§ Goal:
List each line of the data in which the string "this" appears.

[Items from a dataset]
■ ■ ■ ■

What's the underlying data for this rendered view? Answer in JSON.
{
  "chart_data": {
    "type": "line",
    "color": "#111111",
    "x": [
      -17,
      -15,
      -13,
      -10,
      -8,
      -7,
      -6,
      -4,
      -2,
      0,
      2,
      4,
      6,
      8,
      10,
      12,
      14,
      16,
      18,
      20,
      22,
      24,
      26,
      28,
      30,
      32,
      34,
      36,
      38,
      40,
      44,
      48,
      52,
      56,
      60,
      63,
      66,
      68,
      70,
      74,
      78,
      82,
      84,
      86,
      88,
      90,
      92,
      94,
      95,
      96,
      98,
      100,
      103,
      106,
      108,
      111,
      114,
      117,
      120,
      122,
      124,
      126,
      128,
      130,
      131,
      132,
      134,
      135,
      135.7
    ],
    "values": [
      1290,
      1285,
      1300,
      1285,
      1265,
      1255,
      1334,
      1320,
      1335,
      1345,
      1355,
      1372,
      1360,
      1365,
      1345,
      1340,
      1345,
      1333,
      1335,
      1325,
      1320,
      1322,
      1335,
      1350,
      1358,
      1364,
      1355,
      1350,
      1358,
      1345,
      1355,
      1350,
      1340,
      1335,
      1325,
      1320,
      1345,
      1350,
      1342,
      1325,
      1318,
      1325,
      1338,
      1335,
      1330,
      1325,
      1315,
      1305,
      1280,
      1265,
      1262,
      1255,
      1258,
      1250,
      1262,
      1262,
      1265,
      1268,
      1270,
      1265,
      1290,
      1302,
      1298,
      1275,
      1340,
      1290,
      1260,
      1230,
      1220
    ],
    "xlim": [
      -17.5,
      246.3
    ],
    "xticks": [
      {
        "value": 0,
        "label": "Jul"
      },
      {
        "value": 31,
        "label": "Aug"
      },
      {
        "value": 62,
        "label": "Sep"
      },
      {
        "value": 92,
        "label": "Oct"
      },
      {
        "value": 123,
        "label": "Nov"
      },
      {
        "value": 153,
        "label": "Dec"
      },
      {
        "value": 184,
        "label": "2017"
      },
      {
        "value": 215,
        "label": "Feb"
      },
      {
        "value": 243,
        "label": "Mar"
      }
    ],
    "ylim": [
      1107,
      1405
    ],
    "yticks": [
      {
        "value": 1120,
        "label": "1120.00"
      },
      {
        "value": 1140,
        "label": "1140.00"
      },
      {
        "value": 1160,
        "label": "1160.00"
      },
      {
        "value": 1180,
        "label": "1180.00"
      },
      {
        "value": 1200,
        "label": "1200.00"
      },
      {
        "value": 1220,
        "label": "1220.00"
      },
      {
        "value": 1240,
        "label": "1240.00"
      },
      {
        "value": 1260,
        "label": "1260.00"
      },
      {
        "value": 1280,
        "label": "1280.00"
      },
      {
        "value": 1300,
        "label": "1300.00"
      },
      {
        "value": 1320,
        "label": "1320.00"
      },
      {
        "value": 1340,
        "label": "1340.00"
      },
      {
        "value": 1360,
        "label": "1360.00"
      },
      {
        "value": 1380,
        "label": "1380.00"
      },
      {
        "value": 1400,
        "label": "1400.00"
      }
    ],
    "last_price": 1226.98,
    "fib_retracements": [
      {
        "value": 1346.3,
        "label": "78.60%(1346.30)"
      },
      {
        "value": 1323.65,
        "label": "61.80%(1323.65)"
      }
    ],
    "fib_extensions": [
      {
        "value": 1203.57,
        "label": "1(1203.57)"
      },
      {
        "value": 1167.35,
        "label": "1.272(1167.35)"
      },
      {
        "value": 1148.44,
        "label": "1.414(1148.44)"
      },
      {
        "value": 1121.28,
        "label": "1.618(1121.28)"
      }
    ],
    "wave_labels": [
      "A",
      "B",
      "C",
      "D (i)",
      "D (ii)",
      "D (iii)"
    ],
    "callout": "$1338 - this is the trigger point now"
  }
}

■ ■ ■ ■

§ Task solution:
What's the underlying data for this rendered view? Answer in JSON.
    "callout": "$1338 - this is the trigger point now"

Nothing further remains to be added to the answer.